(Recorded data)

## Start

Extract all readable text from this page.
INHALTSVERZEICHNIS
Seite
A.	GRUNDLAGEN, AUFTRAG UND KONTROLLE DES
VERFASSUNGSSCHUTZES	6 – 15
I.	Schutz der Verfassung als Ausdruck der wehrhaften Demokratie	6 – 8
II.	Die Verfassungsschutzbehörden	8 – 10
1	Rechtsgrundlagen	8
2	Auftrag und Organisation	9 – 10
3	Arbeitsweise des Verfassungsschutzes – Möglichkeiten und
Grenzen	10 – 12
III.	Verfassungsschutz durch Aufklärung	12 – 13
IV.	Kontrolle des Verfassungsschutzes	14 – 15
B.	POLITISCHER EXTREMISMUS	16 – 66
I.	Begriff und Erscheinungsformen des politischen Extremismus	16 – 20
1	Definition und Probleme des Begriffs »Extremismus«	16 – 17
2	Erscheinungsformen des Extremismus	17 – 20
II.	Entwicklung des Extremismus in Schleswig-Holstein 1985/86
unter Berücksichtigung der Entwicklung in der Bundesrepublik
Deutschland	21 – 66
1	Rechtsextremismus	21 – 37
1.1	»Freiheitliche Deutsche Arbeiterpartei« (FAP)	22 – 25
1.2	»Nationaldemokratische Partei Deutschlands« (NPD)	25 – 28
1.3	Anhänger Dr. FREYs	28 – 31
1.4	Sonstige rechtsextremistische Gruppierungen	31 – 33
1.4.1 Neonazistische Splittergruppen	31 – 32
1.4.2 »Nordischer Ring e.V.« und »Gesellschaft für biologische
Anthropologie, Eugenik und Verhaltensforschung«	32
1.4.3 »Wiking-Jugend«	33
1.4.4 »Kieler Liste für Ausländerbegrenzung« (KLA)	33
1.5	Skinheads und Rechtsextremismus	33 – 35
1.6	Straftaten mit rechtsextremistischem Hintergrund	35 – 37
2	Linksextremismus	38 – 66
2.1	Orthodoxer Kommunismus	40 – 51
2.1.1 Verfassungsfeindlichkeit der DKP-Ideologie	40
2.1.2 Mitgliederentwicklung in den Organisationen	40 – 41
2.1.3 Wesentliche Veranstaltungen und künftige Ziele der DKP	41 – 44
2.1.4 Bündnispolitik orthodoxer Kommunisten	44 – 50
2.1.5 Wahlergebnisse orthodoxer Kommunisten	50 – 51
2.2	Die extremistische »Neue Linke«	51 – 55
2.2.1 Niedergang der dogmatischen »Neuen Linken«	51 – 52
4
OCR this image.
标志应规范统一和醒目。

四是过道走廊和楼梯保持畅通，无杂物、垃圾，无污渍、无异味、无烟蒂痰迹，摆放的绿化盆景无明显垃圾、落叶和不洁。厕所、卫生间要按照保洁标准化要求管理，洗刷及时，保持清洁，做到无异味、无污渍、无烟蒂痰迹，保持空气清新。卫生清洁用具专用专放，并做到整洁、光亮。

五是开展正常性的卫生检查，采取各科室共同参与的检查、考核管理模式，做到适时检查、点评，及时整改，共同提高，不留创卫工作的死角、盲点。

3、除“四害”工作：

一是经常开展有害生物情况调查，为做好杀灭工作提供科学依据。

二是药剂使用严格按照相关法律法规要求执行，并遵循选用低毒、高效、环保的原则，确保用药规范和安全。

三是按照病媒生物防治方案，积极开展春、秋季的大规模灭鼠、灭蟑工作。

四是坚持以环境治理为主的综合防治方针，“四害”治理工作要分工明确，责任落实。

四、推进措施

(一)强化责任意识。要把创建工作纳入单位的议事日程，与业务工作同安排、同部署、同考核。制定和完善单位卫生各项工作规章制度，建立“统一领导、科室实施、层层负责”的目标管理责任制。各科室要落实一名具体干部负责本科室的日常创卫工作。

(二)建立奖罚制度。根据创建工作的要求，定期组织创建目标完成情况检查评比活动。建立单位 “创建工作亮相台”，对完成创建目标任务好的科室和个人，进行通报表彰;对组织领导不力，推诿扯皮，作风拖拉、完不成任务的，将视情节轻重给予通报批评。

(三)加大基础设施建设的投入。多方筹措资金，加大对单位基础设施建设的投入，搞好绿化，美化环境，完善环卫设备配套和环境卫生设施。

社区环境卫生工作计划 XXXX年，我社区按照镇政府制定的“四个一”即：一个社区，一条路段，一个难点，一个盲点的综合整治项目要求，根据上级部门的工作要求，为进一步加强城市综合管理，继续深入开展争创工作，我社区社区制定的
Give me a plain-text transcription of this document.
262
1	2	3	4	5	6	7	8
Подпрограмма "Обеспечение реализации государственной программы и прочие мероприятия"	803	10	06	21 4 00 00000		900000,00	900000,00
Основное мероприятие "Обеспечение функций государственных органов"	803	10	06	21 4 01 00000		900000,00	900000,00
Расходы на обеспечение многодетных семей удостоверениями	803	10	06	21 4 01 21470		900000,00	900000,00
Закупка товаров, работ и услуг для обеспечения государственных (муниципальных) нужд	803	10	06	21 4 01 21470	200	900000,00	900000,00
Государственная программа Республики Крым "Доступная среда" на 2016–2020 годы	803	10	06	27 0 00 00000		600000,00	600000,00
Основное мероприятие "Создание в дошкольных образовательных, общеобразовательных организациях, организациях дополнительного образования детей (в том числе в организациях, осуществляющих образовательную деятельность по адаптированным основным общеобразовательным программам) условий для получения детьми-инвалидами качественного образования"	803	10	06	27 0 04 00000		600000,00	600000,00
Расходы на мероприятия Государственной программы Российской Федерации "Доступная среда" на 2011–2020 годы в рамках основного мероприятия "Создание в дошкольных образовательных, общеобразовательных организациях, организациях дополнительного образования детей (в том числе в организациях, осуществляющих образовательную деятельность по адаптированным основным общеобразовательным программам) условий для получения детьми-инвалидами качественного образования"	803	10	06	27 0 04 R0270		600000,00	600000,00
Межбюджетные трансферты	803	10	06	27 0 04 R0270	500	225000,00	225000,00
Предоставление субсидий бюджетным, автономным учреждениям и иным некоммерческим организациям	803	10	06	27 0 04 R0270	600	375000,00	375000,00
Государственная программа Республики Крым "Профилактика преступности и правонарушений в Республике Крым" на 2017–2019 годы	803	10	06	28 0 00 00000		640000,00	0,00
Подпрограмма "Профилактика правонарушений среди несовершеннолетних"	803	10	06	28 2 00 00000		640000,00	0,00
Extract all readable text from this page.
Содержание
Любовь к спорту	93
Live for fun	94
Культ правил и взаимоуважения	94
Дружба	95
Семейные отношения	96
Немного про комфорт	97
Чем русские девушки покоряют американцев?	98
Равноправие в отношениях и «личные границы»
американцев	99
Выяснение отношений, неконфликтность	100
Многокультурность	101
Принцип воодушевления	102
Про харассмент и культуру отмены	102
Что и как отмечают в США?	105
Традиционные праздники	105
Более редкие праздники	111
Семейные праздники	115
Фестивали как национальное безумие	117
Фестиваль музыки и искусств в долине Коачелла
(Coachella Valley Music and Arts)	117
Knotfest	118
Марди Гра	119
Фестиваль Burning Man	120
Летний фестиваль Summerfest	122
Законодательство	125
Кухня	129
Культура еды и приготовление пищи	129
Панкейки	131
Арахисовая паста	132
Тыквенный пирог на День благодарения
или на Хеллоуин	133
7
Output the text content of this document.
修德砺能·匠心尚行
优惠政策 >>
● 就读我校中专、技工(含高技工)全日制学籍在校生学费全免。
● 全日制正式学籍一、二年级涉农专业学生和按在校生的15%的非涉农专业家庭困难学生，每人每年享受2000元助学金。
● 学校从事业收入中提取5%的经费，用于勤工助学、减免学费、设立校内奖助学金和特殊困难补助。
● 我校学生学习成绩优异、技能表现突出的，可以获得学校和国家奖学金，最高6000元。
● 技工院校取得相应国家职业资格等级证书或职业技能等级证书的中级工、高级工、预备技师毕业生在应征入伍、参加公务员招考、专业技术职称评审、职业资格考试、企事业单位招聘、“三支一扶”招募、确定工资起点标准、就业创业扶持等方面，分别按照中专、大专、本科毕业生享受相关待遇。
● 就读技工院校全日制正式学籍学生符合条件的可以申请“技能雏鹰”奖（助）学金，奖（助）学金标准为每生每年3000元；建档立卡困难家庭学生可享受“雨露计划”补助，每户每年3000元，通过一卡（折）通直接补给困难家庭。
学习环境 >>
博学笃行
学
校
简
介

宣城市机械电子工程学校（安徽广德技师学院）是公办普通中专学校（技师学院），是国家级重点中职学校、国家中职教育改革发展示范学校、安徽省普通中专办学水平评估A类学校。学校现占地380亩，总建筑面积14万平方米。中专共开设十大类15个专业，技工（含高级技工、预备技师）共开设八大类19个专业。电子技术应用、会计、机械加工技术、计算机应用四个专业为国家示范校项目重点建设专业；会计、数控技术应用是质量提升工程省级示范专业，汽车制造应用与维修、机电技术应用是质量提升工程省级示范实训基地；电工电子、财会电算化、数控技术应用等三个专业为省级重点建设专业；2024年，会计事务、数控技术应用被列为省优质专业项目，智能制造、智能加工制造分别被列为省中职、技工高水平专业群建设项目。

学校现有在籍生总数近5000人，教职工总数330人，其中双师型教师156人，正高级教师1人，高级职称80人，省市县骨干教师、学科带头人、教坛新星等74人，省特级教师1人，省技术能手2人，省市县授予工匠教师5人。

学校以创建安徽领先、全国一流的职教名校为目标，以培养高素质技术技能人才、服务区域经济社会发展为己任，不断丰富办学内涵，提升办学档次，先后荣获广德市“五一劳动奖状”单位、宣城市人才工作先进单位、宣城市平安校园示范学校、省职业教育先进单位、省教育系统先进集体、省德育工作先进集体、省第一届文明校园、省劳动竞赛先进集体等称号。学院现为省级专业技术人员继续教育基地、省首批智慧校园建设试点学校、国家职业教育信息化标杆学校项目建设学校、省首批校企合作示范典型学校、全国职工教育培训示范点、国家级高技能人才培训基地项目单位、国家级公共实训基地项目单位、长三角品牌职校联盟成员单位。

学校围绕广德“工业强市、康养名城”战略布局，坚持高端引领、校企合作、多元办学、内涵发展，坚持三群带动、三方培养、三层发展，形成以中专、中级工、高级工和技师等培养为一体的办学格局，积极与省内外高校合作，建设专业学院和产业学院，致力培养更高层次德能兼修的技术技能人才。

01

## End

Track down every line with the word "Kommunisten" and copy it.

2.1.4 Bündnispolitik orthodoxer Kommunisten	44 – 50
2.1.5 Wahlergebnisse orthodoxer Kommunisten	50 – 51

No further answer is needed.